It's been a whirlwind year for Colorado Avalanche rookie Brandon Yip(notes). Last April, he was involved in the memorable NCAA Frozen Four championship game that saw his Boston University Terriers come from behind in dramatic fashion to tie Miami (Ohio) University and then win the National Championship in overtime. Five months later, the 24-year old Vancouver native was making his National Hockey League debut with the Avalanche.
Drafted in the eighth round (239th overall) of the 2004 NHL Draft, Yip starred for the Coquitlam Express of the British Columbia Hockey League before moving on to Boston University for the 2005-06 season. After winning Hockey East Rookie of the Year honors in 2006 and then scoring game-winning, overtime goals in both the Hockey East quarterfinal and Final in 2007, Yip was second in goals and fourth in team scoring en route to helping the Terriers to the 2009 championship.
This past July he signed an entry-level contract with Colorado and after just six games with the Lake Erie Monsters of the American Hockey League, Yip got called up the NHL. Through 22 games with the Avalanche Yip has made the most of his opportunity scoring 11 goals and 7 assists and has become an integral part of Joe Sacco's mostly young lineup. Despite living out of a local hotel at the moment, with his current production, Yip will likely soon be told to start looking for a permanent place of residence.
We spoke with Yip last week about that memorable night in Washington D.C. last April; pre-game superstitions; killing time on road trips; and a possible post-hockey career with Shaq. Do enjoy.
How are you enjoying your rookie season?
It's unbelievable so far. Couldn't ask for more, really. It's kind of a dream come true for myself and I'm really excited to be here going along for the ride with the guys.
What's the one thing that surprised you about the NHL?
I think the biggest thing is everyone's ability to skate. There's not a slow guy out there. Everyone's quick and fast. It's pretty amazing how many fast guys that are out there.
Flashback to April and the NCAA title game against Miami (Ohio) University. You guys go down 3-1 with four minutes left. What was the feeling on the bench after that third goal?
For the whole year we kind of faced periods like that and there were a lot of times we were down a few goals and we weren't quite on our game. I think, for the most part, we didn't play our best hockey that particular game until the end and overtime, but we're down 3-1, there's four minutes left and we still had a lot of hope and we knew guys weren't going to give up. We knew our team was capable of scoring two quick goals and it happened for us.
Was that the wildest game you've ever played in?
Oh yeah, by far, it was unbelievable. Just the atmosphere and it being a championship game down 3-1 and then coming back. I still get chills just thinking about it.
Are you aware that there's a tribute video to you on YouTube featuring some of your goals and hits from your time at BU?
Yeah, I think I saw it. [Laughs] Someone made it up, but yeah I saw it.
What do you remember about your first game in the NHL?
Before the game, the guys were getting ready and I sat by myself in the locker room and everyone is doing stretching and getting prepared for the game. I kind of took a quick look around and just had to pinch myself a little bit looking at the [Milan] Hejduks and the Sakic shrine in the locker room; [Darcy] Tucker's stall; [Adam] Foote's stall and it's pretty amazing to kind of sit there and take it all in.

━━━━━━━━━━━━━━━━

▶ [Requirements] Continue the interview with Colorado Avalanche rookie Brandon Yip, starting right after his answer about his first NHL game.

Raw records
━━━━━━━━━━━━━━━━

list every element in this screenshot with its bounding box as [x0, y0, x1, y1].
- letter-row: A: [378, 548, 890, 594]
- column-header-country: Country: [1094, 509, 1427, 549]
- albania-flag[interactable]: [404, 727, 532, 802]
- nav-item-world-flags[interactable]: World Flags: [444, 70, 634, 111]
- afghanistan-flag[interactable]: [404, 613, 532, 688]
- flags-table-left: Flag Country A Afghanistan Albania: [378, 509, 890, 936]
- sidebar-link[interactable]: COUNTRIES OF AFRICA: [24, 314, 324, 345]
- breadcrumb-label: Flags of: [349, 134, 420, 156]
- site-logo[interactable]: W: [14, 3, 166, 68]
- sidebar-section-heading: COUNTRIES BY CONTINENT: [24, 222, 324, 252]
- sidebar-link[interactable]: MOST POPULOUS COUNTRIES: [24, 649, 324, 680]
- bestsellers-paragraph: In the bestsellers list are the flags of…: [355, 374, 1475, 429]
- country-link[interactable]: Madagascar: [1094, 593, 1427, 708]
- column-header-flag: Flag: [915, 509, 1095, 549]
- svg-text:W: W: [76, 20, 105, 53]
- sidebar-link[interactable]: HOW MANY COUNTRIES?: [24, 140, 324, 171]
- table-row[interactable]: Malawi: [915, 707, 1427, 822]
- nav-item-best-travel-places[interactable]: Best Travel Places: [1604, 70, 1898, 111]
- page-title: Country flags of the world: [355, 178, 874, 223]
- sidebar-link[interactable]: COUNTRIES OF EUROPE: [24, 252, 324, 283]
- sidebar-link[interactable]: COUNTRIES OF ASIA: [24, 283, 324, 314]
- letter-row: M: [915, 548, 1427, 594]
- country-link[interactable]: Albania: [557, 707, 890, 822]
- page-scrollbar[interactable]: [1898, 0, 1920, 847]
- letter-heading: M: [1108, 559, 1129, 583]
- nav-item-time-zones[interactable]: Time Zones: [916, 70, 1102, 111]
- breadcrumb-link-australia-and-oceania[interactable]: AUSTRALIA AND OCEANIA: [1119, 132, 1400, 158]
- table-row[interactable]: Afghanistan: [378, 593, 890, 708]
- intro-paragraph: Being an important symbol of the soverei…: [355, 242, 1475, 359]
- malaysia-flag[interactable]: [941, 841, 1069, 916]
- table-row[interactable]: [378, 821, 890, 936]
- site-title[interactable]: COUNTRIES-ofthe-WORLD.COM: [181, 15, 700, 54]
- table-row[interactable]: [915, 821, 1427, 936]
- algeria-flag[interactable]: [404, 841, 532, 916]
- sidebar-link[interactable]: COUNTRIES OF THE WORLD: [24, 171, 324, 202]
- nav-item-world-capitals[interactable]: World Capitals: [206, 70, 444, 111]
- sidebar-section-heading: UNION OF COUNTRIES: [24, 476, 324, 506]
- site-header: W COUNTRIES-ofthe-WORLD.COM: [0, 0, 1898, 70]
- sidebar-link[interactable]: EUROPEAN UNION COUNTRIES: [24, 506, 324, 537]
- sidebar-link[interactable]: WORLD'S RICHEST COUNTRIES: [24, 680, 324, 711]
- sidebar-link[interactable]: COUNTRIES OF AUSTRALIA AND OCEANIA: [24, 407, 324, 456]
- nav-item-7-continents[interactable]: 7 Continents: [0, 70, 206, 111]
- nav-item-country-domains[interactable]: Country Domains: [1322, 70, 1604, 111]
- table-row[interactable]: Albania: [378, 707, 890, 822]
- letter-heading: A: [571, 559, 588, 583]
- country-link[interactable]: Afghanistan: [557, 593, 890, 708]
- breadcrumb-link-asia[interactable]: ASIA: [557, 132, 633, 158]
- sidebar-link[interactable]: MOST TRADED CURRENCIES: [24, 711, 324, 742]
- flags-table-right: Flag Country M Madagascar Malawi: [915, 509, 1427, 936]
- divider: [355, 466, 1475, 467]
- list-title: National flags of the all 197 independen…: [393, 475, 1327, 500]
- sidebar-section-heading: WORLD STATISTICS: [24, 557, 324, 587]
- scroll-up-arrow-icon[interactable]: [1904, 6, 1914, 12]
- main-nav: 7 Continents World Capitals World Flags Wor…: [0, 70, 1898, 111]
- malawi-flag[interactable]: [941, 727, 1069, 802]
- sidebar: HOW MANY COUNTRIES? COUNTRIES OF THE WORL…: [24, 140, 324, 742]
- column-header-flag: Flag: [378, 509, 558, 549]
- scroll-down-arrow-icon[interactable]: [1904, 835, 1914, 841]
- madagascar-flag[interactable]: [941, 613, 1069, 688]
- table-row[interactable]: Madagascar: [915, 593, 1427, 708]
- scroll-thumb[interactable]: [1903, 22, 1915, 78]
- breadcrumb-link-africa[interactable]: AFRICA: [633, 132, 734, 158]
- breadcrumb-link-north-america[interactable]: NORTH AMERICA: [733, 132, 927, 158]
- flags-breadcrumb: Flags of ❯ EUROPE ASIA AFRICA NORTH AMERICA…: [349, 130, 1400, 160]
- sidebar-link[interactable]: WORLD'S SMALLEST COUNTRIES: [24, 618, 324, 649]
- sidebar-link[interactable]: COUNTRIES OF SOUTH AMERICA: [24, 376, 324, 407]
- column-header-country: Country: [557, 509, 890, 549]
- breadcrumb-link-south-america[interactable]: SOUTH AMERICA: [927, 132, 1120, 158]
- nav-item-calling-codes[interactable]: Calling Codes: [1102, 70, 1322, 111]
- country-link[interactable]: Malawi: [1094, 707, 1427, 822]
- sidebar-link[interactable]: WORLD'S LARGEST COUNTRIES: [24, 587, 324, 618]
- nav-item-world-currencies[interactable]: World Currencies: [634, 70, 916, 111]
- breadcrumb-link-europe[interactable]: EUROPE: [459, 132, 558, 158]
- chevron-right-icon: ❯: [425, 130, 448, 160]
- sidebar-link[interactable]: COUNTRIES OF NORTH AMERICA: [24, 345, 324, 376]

━━━━━━━━━━━━━━━━

▶ [Task output]
Do you remember your first shift or was it all a blur?
I don't really remember it exactly, but I remember leading up to it in warm ups. I was pretty nervous when I got off for warm ups and I felt pretty comfortable and I just wanted to go out there and maybe make a hit or something, get the puck deep and don't mess up, but after I got through it was a lot of fun.
Do you have any game day or pre-game superstitions?
I keep to kind of the same routine: eat breakfast, go to pre-game afterwards, then usually go to lunch to a few places. If we're winning we like to go to the same spot. Then come back to my place and hang out, lay low, maybe have a nap if I'm tired and just try and think about the game and then take off a couple of hours early and get to the rink and start focusing.
So no putting a certain skate on first or taping your stick a specific way?
No, no, I pretty much just do the same things, but if something doesn't happen it's not a big deal for myself. I try not too superstitious. I used to be like that.
What kind of stuff would you do?
At BU I used to eat spaghetti and meatballs before every game and listen to the same songs in the locker room, but I think it's better to keep that stuff out in case something doesn't go your way you're not rattled about it.
Who on the Avalanche is the most superstitious or has the wackiest pre-game?
No one's actually too bad. I don't see much of the guys before the game and what they're doing because I'm usually in the room and a lot of guys get dressed closer to game time. So I'm just sitting there. It's usually me, Tucker, Willie (Ryan Wilson(notes)), [T.J.] Galiardi and [David] Koci. We just kind of hang out and focus and the other guys are off doing their own thing. A lot of guys play soccer, but I like to sit in the room and focus on the game.
Is there a team prankster?
I think Tucks the funniest one. There's not been too many pranks going on lately because we've been losing, but Tucker keeps the locker room loose, he's a funny guy. Him [Cody] McLeod and [Craig] Anderson.
Since you're a rookie, did you have any sort of initiation?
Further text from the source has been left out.